[Requirements]: Reproduce every one of the following rows character for character, changing nothing.

Stored items from a collection
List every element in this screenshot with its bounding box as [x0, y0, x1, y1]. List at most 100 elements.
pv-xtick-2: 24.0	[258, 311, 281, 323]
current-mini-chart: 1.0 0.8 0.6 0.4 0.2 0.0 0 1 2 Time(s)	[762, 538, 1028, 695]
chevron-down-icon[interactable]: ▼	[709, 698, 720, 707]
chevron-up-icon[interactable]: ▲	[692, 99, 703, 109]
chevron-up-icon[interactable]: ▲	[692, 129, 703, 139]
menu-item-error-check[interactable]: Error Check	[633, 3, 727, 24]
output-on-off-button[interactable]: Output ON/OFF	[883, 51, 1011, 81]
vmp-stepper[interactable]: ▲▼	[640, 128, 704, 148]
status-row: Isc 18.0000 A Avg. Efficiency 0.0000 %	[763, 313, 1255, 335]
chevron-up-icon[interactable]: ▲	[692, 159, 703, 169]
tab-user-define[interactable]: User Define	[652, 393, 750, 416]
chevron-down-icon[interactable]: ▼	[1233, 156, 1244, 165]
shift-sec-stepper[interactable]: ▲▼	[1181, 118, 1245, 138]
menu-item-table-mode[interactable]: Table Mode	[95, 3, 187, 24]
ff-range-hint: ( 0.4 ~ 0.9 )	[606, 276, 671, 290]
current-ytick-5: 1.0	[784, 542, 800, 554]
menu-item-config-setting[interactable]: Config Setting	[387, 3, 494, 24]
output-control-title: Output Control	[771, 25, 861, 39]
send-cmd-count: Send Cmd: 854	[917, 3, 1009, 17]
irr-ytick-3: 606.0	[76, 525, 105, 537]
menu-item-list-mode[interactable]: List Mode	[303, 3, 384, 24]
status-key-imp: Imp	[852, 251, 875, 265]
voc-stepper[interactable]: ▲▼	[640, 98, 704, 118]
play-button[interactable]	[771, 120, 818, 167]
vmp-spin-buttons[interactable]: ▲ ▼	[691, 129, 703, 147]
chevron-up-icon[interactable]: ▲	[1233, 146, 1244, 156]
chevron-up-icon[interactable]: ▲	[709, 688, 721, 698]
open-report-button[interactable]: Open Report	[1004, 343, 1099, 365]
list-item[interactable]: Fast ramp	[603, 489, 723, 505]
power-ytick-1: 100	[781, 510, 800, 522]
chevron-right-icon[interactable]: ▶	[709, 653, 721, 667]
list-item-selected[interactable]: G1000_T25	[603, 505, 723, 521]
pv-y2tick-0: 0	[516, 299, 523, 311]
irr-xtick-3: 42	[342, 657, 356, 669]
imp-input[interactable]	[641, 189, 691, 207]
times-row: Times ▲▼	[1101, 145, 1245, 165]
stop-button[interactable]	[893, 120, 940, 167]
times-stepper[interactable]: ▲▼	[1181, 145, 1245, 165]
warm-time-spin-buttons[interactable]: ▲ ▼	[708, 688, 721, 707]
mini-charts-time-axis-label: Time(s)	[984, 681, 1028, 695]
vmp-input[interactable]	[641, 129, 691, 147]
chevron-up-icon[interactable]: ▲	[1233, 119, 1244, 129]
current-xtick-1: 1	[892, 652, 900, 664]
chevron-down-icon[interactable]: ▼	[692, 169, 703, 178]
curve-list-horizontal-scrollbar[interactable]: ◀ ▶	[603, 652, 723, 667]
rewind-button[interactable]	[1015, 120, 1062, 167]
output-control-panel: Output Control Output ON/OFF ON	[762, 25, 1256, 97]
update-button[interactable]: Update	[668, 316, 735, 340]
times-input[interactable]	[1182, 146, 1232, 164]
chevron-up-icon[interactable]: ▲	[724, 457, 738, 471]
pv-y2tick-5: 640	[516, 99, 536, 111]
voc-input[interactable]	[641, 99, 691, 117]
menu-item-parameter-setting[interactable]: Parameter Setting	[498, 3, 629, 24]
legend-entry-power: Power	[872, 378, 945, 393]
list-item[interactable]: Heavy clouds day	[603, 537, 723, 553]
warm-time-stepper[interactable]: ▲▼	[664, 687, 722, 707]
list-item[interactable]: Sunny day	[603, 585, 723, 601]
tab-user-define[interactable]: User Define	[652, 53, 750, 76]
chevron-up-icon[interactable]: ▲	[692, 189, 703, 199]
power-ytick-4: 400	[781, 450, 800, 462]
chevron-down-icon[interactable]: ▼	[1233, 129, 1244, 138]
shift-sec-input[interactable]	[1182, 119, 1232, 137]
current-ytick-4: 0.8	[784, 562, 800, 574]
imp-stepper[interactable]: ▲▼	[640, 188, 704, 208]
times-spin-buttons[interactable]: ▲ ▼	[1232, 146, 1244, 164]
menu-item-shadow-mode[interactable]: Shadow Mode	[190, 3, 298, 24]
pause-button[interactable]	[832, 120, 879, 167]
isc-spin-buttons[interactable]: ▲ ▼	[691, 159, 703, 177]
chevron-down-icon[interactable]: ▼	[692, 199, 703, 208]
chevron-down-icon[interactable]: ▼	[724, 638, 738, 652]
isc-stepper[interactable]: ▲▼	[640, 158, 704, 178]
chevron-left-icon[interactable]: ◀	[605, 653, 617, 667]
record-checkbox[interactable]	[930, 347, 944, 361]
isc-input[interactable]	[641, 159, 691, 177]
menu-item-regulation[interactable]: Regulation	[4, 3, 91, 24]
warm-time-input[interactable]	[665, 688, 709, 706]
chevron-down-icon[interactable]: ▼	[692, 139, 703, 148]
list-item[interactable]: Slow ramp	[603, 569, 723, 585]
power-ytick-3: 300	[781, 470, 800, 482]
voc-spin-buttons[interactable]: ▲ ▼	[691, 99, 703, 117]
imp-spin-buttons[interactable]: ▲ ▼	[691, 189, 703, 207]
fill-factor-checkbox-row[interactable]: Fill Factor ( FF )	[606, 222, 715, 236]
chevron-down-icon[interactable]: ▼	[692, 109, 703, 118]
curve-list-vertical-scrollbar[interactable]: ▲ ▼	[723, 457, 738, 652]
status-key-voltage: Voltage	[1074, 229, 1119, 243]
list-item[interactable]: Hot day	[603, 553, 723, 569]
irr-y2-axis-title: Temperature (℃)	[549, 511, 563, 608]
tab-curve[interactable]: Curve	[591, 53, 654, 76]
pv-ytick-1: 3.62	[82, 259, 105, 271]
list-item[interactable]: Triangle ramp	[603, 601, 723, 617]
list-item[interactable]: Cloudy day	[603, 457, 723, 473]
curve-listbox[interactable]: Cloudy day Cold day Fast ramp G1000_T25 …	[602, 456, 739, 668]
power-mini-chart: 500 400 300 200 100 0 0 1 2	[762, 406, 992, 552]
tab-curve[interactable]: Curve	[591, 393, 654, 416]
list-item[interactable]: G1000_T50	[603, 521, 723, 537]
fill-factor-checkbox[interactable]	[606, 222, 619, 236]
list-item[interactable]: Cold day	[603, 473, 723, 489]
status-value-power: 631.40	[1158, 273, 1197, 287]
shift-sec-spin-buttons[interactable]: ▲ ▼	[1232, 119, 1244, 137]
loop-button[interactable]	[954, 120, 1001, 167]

[Output below]:
List every element in this screenshot with its bounding box as [x0, y0, x1, y1]. List at most 100 elements.
pv-xtick-2: 24.0	[258, 311, 281, 323]
current-mini-chart: 1.0 0.8 0.6 0.4 0.2 0.0 0 1 2 Time(s)	[762, 538, 1028, 695]
chevron-down-icon[interactable]: ▼	[709, 698, 720, 707]
chevron-up-icon[interactable]: ▲	[692, 99, 703, 109]
chevron-up-icon[interactable]: ▲	[692, 129, 703, 139]
menu-item-error-check[interactable]: Error Check	[633, 3, 727, 24]
output-on-off-button[interactable]: Output ON/OFF	[883, 51, 1011, 81]
vmp-stepper[interactable]: ▲▼	[640, 128, 704, 148]
status-row: Isc 18.0000 A Avg. Efficiency 0.0000 %	[763, 313, 1255, 335]
chevron-up-icon[interactable]: ▲	[692, 159, 703, 169]
tab-user-define[interactable]: User Define	[652, 393, 750, 416]
chevron-down-icon[interactable]: ▼	[1233, 156, 1244, 165]
shift-sec-stepper[interactable]: ▲▼	[1181, 118, 1245, 138]
menu-item-table-mode[interactable]: Table Mode	[95, 3, 187, 24]
ff-range-hint: ( 0.4 ~ 0.9 )	[606, 276, 671, 290]
current-ytick-5: 1.0	[784, 542, 800, 554]
menu-item-config-setting[interactable]: Config Setting	[387, 3, 494, 24]
output-control-title: Output Control	[771, 25, 861, 39]
send-cmd-count: Send Cmd: 854	[917, 3, 1009, 17]
irr-ytick-3: 606.0	[76, 525, 105, 537]
menu-item-list-mode[interactable]: List Mode	[303, 3, 384, 24]
status-key-imp: Imp	[852, 251, 875, 265]
voc-stepper[interactable]: ▲▼	[640, 98, 704, 118]
play-button[interactable]	[771, 120, 818, 167]
vmp-spin-buttons[interactable]: ▲ ▼	[691, 129, 703, 147]
chevron-up-icon[interactable]: ▲	[1233, 146, 1244, 156]
chevron-up-icon[interactable]: ▲	[709, 688, 721, 698]
open-report-button[interactable]: Open Report	[1004, 343, 1099, 365]
list-item[interactable]: Fast ramp	[603, 489, 723, 505]
power-ytick-1: 100	[781, 510, 800, 522]
chevron-right-icon[interactable]: ▶	[709, 653, 721, 667]
list-item-selected[interactable]: G1000_T25	[603, 505, 723, 521]
pv-y2tick-0: 0	[516, 299, 523, 311]
irr-xtick-3: 42	[342, 657, 356, 669]
imp-input[interactable]	[641, 189, 691, 207]
times-row: Times ▲▼	[1101, 145, 1245, 165]
stop-button[interactable]	[893, 120, 940, 167]
times-stepper[interactable]: ▲▼	[1181, 145, 1245, 165]
warm-time-spin-buttons[interactable]: ▲ ▼	[708, 688, 721, 707]
mini-charts-time-axis-label: Time(s)	[984, 681, 1028, 695]
vmp-input[interactable]	[641, 129, 691, 147]
chevron-up-icon[interactable]: ▲	[1233, 119, 1244, 129]
current-xtick-1: 1	[892, 652, 900, 664]
chevron-down-icon[interactable]: ▼	[692, 169, 703, 178]
curve-list-horizontal-scrollbar[interactable]: ◀ ▶	[603, 652, 723, 667]
rewind-button[interactable]	[1015, 120, 1062, 167]
output-control-panel: Output Control Output ON/OFF ON	[762, 25, 1256, 97]
update-button[interactable]: Update	[668, 316, 735, 340]
times-input[interactable]	[1182, 146, 1232, 164]
chevron-up-icon[interactable]: ▲	[724, 457, 738, 471]
pv-y2tick-5: 640	[516, 99, 536, 111]
voc-input[interactable]	[641, 99, 691, 117]
menu-item-parameter-setting[interactable]: Parameter Setting	[498, 3, 629, 24]
legend-entry-power: Power	[872, 378, 945, 393]
list-item[interactable]: Heavy clouds day	[603, 537, 723, 553]
warm-time-stepper[interactable]: ▲▼	[664, 687, 722, 707]
list-item[interactable]: Sunny day	[603, 585, 723, 601]
tab-user-define[interactable]: User Define	[652, 53, 750, 76]
chevron-up-icon[interactable]: ▲	[692, 189, 703, 199]
power-ytick-4: 400	[781, 450, 800, 462]
chevron-down-icon[interactable]: ▼	[1233, 129, 1244, 138]
shift-sec-input[interactable]	[1182, 119, 1232, 137]
current-ytick-4: 0.8	[784, 562, 800, 574]
imp-stepper[interactable]: ▲▼	[640, 188, 704, 208]
times-spin-buttons[interactable]: ▲ ▼	[1232, 146, 1244, 164]
menu-item-shadow-mode[interactable]: Shadow Mode	[190, 3, 298, 24]
pause-button[interactable]	[832, 120, 879, 167]
isc-spin-buttons[interactable]: ▲ ▼	[691, 159, 703, 177]
chevron-down-icon[interactable]: ▼	[692, 199, 703, 208]
chevron-down-icon[interactable]: ▼	[724, 638, 738, 652]
isc-stepper[interactable]: ▲▼	[640, 158, 704, 178]
chevron-left-icon[interactable]: ◀	[605, 653, 617, 667]
record-checkbox[interactable]	[930, 347, 944, 361]
isc-input[interactable]	[641, 159, 691, 177]
menu-item-regulation[interactable]: Regulation	[4, 3, 91, 24]
warm-time-input[interactable]	[665, 688, 709, 706]
chevron-down-icon[interactable]: ▼	[692, 139, 703, 148]
list-item[interactable]: Slow ramp	[603, 569, 723, 585]
power-ytick-3: 300	[781, 470, 800, 482]
voc-spin-buttons[interactable]: ▲ ▼	[691, 99, 703, 117]
imp-spin-buttons[interactable]: ▲ ▼	[691, 189, 703, 207]
fill-factor-checkbox-row[interactable]: Fill Factor ( FF )	[606, 222, 715, 236]
chevron-down-icon[interactable]: ▼	[692, 109, 703, 118]
curve-list-vertical-scrollbar[interactable]: ▲ ▼	[723, 457, 738, 652]
status-key-voltage: Voltage	[1074, 229, 1119, 243]
list-item[interactable]: Hot day	[603, 553, 723, 569]
irr-y2-axis-title: Temperature (℃)	[549, 511, 563, 608]
tab-curve[interactable]: Curve	[591, 53, 654, 76]
pv-ytick-1: 3.62	[82, 259, 105, 271]
list-item[interactable]: Triangle ramp	[603, 601, 723, 617]
list-item[interactable]: Cloudy day	[603, 457, 723, 473]
curve-listbox[interactable]: Cloudy day Cold day Fast ramp G1000_T25 …	[602, 456, 739, 668]
power-mini-chart: 500 400 300 200 100 0 0 1 2	[762, 406, 992, 552]
tab-curve[interactable]: Curve	[591, 393, 654, 416]
list-item[interactable]: G1000_T50	[603, 521, 723, 537]
fill-factor-checkbox[interactable]	[606, 222, 619, 236]
list-item[interactable]: Cold day	[603, 473, 723, 489]
status-value-power: 631.40	[1158, 273, 1197, 287]
shift-sec-spin-buttons[interactable]: ▲ ▼	[1232, 119, 1244, 137]
loop-button[interactable]	[954, 120, 1001, 167]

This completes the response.